Work required: Identify each line holding the string "子持スリーアローズ" and copy it.

(Saved entries)
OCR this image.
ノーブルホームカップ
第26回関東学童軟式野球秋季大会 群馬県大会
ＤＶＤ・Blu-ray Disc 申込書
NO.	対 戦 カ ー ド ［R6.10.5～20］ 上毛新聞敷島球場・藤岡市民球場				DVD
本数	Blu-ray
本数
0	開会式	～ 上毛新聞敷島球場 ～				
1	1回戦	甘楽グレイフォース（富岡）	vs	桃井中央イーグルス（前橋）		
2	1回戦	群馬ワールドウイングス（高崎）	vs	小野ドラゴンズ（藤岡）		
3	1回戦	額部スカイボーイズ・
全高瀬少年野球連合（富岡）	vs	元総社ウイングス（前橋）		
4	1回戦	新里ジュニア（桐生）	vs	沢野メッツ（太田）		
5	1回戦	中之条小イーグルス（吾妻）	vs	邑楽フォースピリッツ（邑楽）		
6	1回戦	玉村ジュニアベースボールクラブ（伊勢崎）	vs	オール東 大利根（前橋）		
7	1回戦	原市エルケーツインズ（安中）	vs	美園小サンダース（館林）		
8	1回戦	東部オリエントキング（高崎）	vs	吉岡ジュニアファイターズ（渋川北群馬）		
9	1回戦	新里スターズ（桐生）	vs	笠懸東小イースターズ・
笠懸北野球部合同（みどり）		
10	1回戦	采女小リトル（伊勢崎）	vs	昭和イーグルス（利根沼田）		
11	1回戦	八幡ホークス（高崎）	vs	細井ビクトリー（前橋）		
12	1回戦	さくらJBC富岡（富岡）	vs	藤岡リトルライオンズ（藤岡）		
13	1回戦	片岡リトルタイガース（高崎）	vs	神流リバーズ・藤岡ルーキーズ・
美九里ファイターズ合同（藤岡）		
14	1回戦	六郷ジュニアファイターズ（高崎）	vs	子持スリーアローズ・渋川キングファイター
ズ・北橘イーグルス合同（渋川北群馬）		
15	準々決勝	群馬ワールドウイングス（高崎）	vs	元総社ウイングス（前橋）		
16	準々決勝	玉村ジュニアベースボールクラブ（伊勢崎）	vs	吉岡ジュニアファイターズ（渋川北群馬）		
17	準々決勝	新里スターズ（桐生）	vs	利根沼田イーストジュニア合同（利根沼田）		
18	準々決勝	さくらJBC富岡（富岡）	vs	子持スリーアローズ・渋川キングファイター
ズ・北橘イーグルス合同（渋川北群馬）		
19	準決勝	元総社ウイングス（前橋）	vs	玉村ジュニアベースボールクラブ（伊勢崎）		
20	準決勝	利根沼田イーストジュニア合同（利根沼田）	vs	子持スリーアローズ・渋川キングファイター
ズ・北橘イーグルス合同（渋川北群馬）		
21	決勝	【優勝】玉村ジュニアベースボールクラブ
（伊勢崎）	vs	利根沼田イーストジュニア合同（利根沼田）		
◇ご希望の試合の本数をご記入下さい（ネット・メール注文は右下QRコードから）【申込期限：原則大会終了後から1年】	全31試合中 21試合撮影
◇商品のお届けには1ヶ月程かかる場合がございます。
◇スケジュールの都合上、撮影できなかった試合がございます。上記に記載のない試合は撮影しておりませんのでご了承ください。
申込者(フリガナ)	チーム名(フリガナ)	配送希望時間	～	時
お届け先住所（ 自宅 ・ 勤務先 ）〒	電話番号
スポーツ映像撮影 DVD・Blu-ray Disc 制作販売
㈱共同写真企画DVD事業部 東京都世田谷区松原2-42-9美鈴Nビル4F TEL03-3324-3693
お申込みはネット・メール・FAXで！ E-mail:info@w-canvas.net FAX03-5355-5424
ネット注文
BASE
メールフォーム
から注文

Solution to this task:
14	1回戦	六郷ジュニアファイターズ（高崎）	vs	子持スリーアローズ・渋川キングファイター
18	準々決勝	さくらJBC富岡（富岡）	vs	子持スリーアローズ・渋川キングファイター
20	準決勝	利根沼田イーストジュニア合同（利根沼田）	vs	子持スリーアローズ・渋川キングファイター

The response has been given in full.